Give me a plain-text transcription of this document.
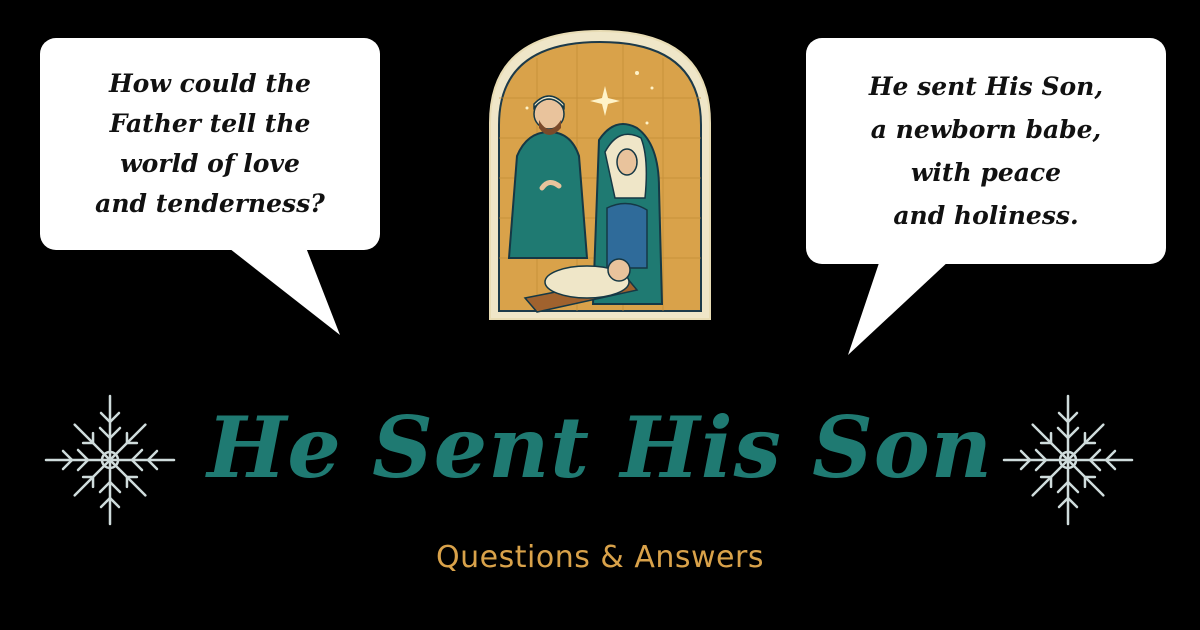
How could the
Father tell the
world of love
and tenderness?
He sent His Son,
a newborn babe,
with peace
and holiness.
He Sent His Son
Questions & Answers
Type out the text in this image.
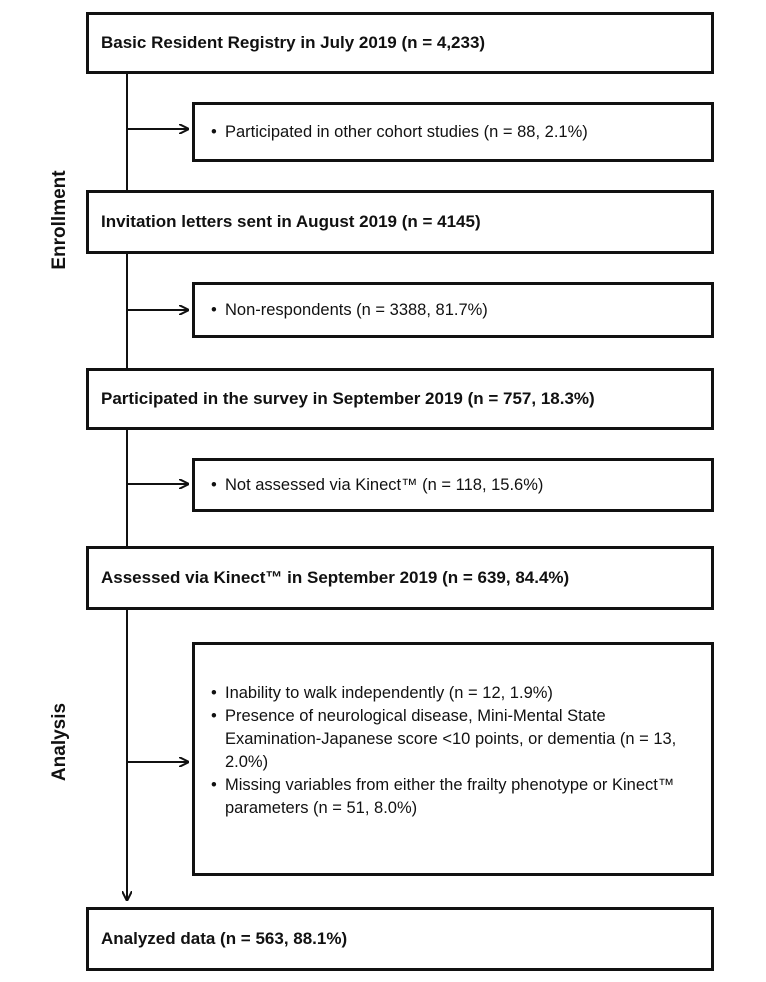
Enrollment
Analysis
Basic Resident Registry in July 2019 (n = 4,233)
Invitation letters sent in August 2019 (n = 4145)
Participated in the survey in September 2019 (n = 757, 18.3%)
Assessed via Kinect™ in September 2019 (n = 639, 84.4%)
Analyzed data (n = 563, 88.1%)
• Participated in other cohort studies (n = 88, 2.1%)
• Non-respondents (n = 3388, 81.7%)
• Not assessed via Kinect™ (n = 118, 15.6%)
• Inability to walk independently (n = 12, 1.9%)
• Presence of neurological disease, Mini-Mental State Examination-Japanese score <10 points, or dementia (n = 13, 2.0%)
• Missing variables from either the frailty phenotype or Kinect™ parameters (n = 51, 8.0%)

───

Given task:
Write out every entry again word for word, without any of the pictures.

Final result:
Give me a plain-text transcription of this document.
How could the
Father tell the
world of love
and tenderness?
He sent His Son,
a newborn babe,
with peace
and holiness.
He Sent His Son
Questions & Answers
Type out the text in this image.
Enrollment
Analysis
Basic Resident Registry in July 2019 (n = 4,233)
Invitation letters sent in August 2019 (n = 4145)
Participated in the survey in September 2019 (n = 757, 18.3%)
Assessed via Kinect™ in September 2019 (n = 639, 84.4%)
Analyzed data (n = 563, 88.1%)
• Participated in other cohort studies (n = 88, 2.1%)
• Non-respondents (n = 3388, 81.7%)
• Not assessed via Kinect™ (n = 118, 15.6%)
• Inability to walk independently (n = 12, 1.9%)
• Presence of neurological disease, Mini-Mental State Examination-Japanese score <10 points, or dementia (n = 13, 2.0%)
• Missing variables from either the frailty phenotype or Kinect™ parameters (n = 51, 8.0%)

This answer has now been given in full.